Under this task are some entries; return every one of them exactly.
-- start of TASK INPUT --
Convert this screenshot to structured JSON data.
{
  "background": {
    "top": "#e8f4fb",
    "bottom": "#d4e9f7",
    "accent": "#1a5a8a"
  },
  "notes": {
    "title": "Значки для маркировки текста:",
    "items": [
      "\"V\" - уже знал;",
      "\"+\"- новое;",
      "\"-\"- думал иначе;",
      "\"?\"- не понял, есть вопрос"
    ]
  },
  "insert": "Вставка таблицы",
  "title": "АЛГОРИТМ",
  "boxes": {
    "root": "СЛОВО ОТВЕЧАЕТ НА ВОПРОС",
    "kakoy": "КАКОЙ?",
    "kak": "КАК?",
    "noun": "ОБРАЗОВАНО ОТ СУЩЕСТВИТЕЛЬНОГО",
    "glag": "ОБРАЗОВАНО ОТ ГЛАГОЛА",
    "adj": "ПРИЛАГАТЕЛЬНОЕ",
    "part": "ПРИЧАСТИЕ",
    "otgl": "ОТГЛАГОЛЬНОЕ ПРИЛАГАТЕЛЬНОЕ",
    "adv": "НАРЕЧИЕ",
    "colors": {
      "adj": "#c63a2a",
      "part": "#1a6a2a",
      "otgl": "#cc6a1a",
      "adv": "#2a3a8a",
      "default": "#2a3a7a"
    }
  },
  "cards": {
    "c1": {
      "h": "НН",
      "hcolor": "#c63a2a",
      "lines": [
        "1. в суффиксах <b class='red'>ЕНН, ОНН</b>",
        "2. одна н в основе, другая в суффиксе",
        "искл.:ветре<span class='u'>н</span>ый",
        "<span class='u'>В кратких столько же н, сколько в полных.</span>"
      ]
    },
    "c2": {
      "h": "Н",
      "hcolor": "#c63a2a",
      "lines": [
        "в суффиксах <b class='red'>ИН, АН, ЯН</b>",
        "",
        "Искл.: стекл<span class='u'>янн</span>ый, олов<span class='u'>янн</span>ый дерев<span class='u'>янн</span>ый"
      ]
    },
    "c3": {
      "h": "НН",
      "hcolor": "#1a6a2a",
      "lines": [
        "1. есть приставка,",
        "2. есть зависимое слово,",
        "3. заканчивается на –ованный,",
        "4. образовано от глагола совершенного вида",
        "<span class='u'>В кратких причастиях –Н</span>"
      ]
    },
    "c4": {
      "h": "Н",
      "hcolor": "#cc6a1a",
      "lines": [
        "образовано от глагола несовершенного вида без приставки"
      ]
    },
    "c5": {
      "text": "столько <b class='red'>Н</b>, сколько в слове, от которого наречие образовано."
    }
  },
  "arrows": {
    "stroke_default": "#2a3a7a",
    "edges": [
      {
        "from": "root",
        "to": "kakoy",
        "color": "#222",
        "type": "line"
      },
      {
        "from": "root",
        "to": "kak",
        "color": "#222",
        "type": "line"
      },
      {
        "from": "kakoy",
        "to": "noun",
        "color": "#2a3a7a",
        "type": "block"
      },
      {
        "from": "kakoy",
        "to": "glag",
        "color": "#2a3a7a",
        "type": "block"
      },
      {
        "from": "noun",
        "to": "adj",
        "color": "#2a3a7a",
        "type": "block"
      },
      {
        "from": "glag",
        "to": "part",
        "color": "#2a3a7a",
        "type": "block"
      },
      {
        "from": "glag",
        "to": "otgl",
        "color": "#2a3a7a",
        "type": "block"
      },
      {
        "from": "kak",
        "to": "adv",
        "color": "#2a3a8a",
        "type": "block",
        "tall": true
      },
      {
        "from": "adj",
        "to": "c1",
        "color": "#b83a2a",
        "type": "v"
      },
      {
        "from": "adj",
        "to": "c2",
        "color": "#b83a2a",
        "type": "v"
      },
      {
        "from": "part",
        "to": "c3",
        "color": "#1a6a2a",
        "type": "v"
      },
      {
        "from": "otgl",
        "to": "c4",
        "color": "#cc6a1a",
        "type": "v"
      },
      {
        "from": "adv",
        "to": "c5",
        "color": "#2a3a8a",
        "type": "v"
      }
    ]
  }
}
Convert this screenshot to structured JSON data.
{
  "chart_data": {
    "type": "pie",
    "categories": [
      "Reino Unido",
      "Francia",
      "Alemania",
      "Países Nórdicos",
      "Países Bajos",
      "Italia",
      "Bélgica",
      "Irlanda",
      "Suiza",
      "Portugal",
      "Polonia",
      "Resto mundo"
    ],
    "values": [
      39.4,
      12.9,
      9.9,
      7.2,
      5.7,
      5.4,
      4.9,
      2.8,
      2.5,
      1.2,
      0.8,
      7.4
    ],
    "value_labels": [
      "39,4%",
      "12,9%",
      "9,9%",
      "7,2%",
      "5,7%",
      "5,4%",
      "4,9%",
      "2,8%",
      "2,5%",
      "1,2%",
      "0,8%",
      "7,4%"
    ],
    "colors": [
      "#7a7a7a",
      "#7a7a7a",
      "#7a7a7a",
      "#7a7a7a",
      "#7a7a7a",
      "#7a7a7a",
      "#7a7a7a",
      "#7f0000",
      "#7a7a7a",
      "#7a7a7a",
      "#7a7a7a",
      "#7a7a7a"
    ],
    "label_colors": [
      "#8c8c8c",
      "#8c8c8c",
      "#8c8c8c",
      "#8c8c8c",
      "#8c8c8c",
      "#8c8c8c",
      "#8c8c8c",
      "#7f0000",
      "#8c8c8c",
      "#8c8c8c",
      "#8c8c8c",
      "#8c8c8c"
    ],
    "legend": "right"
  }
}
-- end of TASK INPUT --
[THE OUTPUT]
Convert this screenshot to structured JSON data.
{
  "background": {
    "top": "#e8f4fb",
    "bottom": "#d4e9f7",
    "accent": "#1a5a8a"
  },
  "notes": {
    "title": "Значки для маркировки текста:",
    "items": [
      "\"V\" - уже знал;",
      "\"+\"- новое;",
      "\"-\"- думал иначе;",
      "\"?\"- не понял, есть вопрос"
    ]
  },
  "insert": "Вставка таблицы",
  "title": "АЛГОРИТМ",
  "boxes": {
    "root": "СЛОВО ОТВЕЧАЕТ НА ВОПРОС",
    "kakoy": "КАКОЙ?",
    "kak": "КАК?",
    "noun": "ОБРАЗОВАНО ОТ СУЩЕСТВИТЕЛЬНОГО",
    "glag": "ОБРАЗОВАНО ОТ ГЛАГОЛА",
    "adj": "ПРИЛАГАТЕЛЬНОЕ",
    "part": "ПРИЧАСТИЕ",
    "otgl": "ОТГЛАГОЛЬНОЕ ПРИЛАГАТЕЛЬНОЕ",
    "adv": "НАРЕЧИЕ",
    "colors": {
      "adj": "#c63a2a",
      "part": "#1a6a2a",
      "otgl": "#cc6a1a",
      "adv": "#2a3a8a",
      "default": "#2a3a7a"
    }
  },
  "cards": {
    "c1": {
      "h": "НН",
      "hcolor": "#c63a2a",
      "lines": [
        "1. в суффиксах <b class='red'>ЕНН, ОНН</b>",
        "2. одна н в основе, другая в суффиксе",
        "искл.:ветре<span class='u'>н</span>ый",
        "<span class='u'>В кратких столько же н, сколько в полных.</span>"
      ]
    },
    "c2": {
      "h": "Н",
      "hcolor": "#c63a2a",
      "lines": [
        "в суффиксах <b class='red'>ИН, АН, ЯН</b>",
        "",
        "Искл.: стекл<span class='u'>янн</span>ый, олов<span class='u'>янн</span>ый дерев<span class='u'>янн</span>ый"
      ]
    },
    "c3": {
      "h": "НН",
      "hcolor": "#1a6a2a",
      "lines": [
        "1. есть приставка,",
        "2. есть зависимое слово,",
        "3. заканчивается на –ованный,",
        "4. образовано от глагола совершенного вида",
        "<span class='u'>В кратких причастиях –Н</span>"
      ]
    },
    "c4": {
      "h": "Н",
      "hcolor": "#cc6a1a",
      "lines": [
        "образовано от глагола несовершенного вида без приставки"
      ]
    },
    "c5": {
      "text": "столько <b class='red'>Н</b>, сколько в слове, от которого наречие образовано."
    }
  },
  "arrows": {
    "stroke_default": "#2a3a7a",
    "edges": [
      {
        "from": "root",
        "to": "kakoy",
        "color": "#222",
        "type": "line"
      },
      {
        "from": "root",
        "to": "kak",
        "color": "#222",
        "type": "line"
      },
      {
        "from": "kakoy",
        "to": "noun",
        "color": "#2a3a7a",
        "type": "block"
      },
      {
        "from": "kakoy",
        "to": "glag",
        "color": "#2a3a7a",
        "type": "block"
      },
      {
        "from": "noun",
        "to": "adj",
        "color": "#2a3a7a",
        "type": "block"
      },
      {
        "from": "glag",
        "to": "part",
        "color": "#2a3a7a",
        "type": "block"
      },
      {
        "from": "glag",
        "to": "otgl",
        "color": "#2a3a7a",
        "type": "block"
      },
      {
        "from": "kak",
        "to": "adv",
        "color": "#2a3a8a",
        "type": "block",
        "tall": true
      },
      {
        "from": "adj",
        "to": "c1",
        "color": "#b83a2a",
        "type": "v"
      },
      {
        "from": "adj",
        "to": "c2",
        "color": "#b83a2a",
        "type": "v"
      },
      {
        "from": "part",
        "to": "c3",
        "color": "#1a6a2a",
        "type": "v"
      },
      {
        "from": "otgl",
        "to": "c4",
        "color": "#cc6a1a",
        "type": "v"
      },
      {
        "from": "adv",
        "to": "c5",
        "color": "#2a3a8a",
        "type": "v"
      }
    ]
  }
}
Convert this screenshot to structured JSON data.
{
  "chart_data": {
    "type": "pie",
    "categories": [
      "Reino Unido",
      "Francia",
      "Alemania",
      "Países Nórdicos",
      "Países Bajos",
      "Italia",
      "Bélgica",
      "Irlanda",
      "Suiza",
      "Portugal",
      "Polonia",
      "Resto mundo"
    ],
    "values": [
      39.4,
      12.9,
      9.9,
      7.2,
      5.7,
      5.4,
      4.9,
      2.8,
      2.5,
      1.2,
      0.8,
      7.4
    ],
    "value_labels": [
      "39,4%",
      "12,9%",
      "9,9%",
      "7,2%",
      "5,7%",
      "5,4%",
      "4,9%",
      "2,8%",
      "2,5%",
      "1,2%",
      "0,8%",
      "7,4%"
    ],
    "colors": [
      "#7a7a7a",
      "#7a7a7a",
      "#7a7a7a",
      "#7a7a7a",
      "#7a7a7a",
      "#7a7a7a",
      "#7a7a7a",
      "#7f0000",
      "#7a7a7a",
      "#7a7a7a",
      "#7a7a7a",
      "#7a7a7a"
    ],
    "label_colors": [
      "#8c8c8c",
      "#8c8c8c",
      "#8c8c8c",
      "#8c8c8c",
      "#8c8c8c",
      "#8c8c8c",
      "#8c8c8c",
      "#7f0000",
      "#8c8c8c",
      "#8c8c8c",
      "#8c8c8c",
      "#8c8c8c"
    ],
    "legend": "right"
  }
}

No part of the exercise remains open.